§ **AIM**: Each entry below is to be transcribed exactly.

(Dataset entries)
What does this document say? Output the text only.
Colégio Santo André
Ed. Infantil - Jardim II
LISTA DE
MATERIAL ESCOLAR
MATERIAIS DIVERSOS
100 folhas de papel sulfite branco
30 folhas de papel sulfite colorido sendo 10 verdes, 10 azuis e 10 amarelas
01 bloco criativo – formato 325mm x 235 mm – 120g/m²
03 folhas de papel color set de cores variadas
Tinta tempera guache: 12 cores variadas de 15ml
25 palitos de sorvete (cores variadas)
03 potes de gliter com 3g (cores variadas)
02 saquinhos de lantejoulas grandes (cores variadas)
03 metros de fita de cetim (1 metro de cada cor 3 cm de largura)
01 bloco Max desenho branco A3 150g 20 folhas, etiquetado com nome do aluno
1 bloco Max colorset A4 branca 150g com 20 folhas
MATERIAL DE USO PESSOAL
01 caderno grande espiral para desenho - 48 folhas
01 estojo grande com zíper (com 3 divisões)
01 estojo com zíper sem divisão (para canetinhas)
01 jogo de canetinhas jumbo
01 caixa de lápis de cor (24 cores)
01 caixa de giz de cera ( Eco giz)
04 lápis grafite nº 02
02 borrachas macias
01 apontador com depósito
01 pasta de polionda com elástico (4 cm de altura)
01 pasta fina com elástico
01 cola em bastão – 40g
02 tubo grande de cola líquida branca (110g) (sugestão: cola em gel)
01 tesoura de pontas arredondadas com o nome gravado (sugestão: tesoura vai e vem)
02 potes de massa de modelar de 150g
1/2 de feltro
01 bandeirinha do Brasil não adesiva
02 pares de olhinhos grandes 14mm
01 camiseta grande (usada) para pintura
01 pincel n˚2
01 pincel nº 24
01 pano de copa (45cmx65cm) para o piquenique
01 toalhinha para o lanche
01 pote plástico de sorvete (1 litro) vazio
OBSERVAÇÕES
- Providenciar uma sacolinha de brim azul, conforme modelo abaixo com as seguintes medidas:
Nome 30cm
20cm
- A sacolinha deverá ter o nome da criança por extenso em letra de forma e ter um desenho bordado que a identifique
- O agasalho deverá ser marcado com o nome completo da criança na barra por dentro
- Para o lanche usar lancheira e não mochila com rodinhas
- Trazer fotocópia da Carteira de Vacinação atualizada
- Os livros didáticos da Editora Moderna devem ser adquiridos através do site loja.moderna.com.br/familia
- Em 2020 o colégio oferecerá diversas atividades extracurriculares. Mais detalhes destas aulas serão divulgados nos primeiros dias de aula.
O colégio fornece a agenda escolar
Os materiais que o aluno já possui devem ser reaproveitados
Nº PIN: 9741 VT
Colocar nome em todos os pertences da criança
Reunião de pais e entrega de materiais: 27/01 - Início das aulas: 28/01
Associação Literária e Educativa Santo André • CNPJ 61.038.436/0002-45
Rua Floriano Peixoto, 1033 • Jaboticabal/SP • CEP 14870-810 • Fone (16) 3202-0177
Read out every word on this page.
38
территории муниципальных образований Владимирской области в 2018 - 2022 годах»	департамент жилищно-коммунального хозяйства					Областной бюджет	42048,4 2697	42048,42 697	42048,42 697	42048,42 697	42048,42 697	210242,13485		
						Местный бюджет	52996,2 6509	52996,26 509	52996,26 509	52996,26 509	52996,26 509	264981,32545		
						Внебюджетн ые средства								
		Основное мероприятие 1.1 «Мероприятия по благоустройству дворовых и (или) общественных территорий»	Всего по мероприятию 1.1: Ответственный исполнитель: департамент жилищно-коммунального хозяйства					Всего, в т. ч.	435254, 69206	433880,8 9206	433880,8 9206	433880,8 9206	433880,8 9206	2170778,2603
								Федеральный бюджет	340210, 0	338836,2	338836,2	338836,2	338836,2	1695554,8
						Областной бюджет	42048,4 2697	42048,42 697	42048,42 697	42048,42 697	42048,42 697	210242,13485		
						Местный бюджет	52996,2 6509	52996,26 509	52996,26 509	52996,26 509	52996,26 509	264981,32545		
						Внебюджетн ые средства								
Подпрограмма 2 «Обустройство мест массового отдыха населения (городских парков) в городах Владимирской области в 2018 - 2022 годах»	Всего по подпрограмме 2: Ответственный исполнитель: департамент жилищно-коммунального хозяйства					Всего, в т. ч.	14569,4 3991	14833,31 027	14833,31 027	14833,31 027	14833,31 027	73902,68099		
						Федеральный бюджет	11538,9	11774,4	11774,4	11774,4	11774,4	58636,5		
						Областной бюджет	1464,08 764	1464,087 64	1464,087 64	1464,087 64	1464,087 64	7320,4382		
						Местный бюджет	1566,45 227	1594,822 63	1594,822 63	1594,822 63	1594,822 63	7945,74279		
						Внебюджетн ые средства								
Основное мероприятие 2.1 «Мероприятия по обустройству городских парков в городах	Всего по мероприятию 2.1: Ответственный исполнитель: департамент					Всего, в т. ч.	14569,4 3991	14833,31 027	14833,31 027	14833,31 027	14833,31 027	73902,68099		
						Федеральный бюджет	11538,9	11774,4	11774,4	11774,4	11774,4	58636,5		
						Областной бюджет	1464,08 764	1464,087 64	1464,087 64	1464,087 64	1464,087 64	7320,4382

§ **EXERCISE RESULT**:
What does this document say? Output the text only.
Colégio Santo André
Ed. Infantil - Jardim II
LISTA DE
MATERIAL ESCOLAR
MATERIAIS DIVERSOS
100 folhas de papel sulfite branco
30 folhas de papel sulfite colorido sendo 10 verdes, 10 azuis e 10 amarelas
01 bloco criativo – formato 325mm x 235 mm – 120g/m²
03 folhas de papel color set de cores variadas
Tinta tempera guache: 12 cores variadas de 15ml
25 palitos de sorvete (cores variadas)
03 potes de gliter com 3g (cores variadas)
02 saquinhos de lantejoulas grandes (cores variadas)
03 metros de fita de cetim (1 metro de cada cor 3 cm de largura)
01 bloco Max desenho branco A3 150g 20 folhas, etiquetado com nome do aluno
1 bloco Max colorset A4 branca 150g com 20 folhas
MATERIAL DE USO PESSOAL
01 caderno grande espiral para desenho - 48 folhas
01 estojo grande com zíper (com 3 divisões)
01 estojo com zíper sem divisão (para canetinhas)
01 jogo de canetinhas jumbo
01 caixa de lápis de cor (24 cores)
01 caixa de giz de cera ( Eco giz)
04 lápis grafite nº 02
02 borrachas macias
01 apontador com depósito
01 pasta de polionda com elástico (4 cm de altura)
01 pasta fina com elástico
01 cola em bastão – 40g
02 tubo grande de cola líquida branca (110g) (sugestão: cola em gel)
01 tesoura de pontas arredondadas com o nome gravado (sugestão: tesoura vai e vem)
02 potes de massa de modelar de 150g
1/2 de feltro
01 bandeirinha do Brasil não adesiva
02 pares de olhinhos grandes 14mm
01 camiseta grande (usada) para pintura
01 pincel n˚2
01 pincel nº 24
01 pano de copa (45cmx65cm) para o piquenique
01 toalhinha para o lanche
01 pote plástico de sorvete (1 litro) vazio
OBSERVAÇÕES
- Providenciar uma sacolinha de brim azul, conforme modelo abaixo com as seguintes medidas:
Nome 30cm
20cm
- A sacolinha deverá ter o nome da criança por extenso em letra de forma e ter um desenho bordado que a identifique
- O agasalho deverá ser marcado com o nome completo da criança na barra por dentro
- Para o lanche usar lancheira e não mochila com rodinhas
- Trazer fotocópia da Carteira de Vacinação atualizada
- Os livros didáticos da Editora Moderna devem ser adquiridos através do site loja.moderna.com.br/familia
- Em 2020 o colégio oferecerá diversas atividades extracurriculares. Mais detalhes destas aulas serão divulgados nos primeiros dias de aula.
O colégio fornece a agenda escolar
Os materiais que o aluno já possui devem ser reaproveitados
Nº PIN: 9741 VT
Colocar nome em todos os pertences da criança
Reunião de pais e entrega de materiais: 27/01 - Início das aulas: 28/01
Associação Literária e Educativa Santo André • CNPJ 61.038.436/0002-45
Rua Floriano Peixoto, 1033 • Jaboticabal/SP • CEP 14870-810 • Fone (16) 3202-0177
Read out every word on this page.
38
территории муниципальных образований Владимирской области в 2018 - 2022 годах»	департамент жилищно-коммунального хозяйства					Областной бюджет	42048,4 2697	42048,42 697	42048,42 697	42048,42 697	42048,42 697	210242,13485		
						Местный бюджет	52996,2 6509	52996,26 509	52996,26 509	52996,26 509	52996,26 509	264981,32545		
						Внебюджетн ые средства								
		Основное мероприятие 1.1 «Мероприятия по благоустройству дворовых и (или) общественных территорий»	Всего по мероприятию 1.1: Ответственный исполнитель: департамент жилищно-коммунального хозяйства					Всего, в т. ч.	435254, 69206	433880,8 9206	433880,8 9206	433880,8 9206	433880,8 9206	2170778,2603
								Федеральный бюджет	340210, 0	338836,2	338836,2	338836,2	338836,2	1695554,8
						Областной бюджет	42048,4 2697	42048,42 697	42048,42 697	42048,42 697	42048,42 697	210242,13485		
						Местный бюджет	52996,2 6509	52996,26 509	52996,26 509	52996,26 509	52996,26 509	264981,32545		
						Внебюджетн ые средства								
Подпрограмма 2 «Обустройство мест массового отдыха населения (городских парков) в городах Владимирской области в 2018 - 2022 годах»	Всего по подпрограмме 2: Ответственный исполнитель: департамент жилищно-коммунального хозяйства					Всего, в т. ч.	14569,4 3991	14833,31 027	14833,31 027	14833,31 027	14833,31 027	73902,68099		
						Федеральный бюджет	11538,9	11774,4	11774,4	11774,4	11774,4	58636,5		
						Областной бюджет	1464,08 764	1464,087 64	1464,087 64	1464,087 64	1464,087 64	7320,4382		
						Местный бюджет	1566,45 227	1594,822 63	1594,822 63	1594,822 63	1594,822 63	7945,74279		
						Внебюджетн ые средства								
Основное мероприятие 2.1 «Мероприятия по обустройству городских парков в городах	Всего по мероприятию 2.1: Ответственный исполнитель: департамент					Всего, в т. ч.	14569,4 3991	14833,31 027	14833,31 027	14833,31 027	14833,31 027	73902,68099		
						Федеральный бюджет	11538,9	11774,4	11774,4	11774,4	11774,4	58636,5		
						Областной бюджет	1464,08 764	1464,087 64	1464,087 64	1464,087 64	1464,087 64	7320,4382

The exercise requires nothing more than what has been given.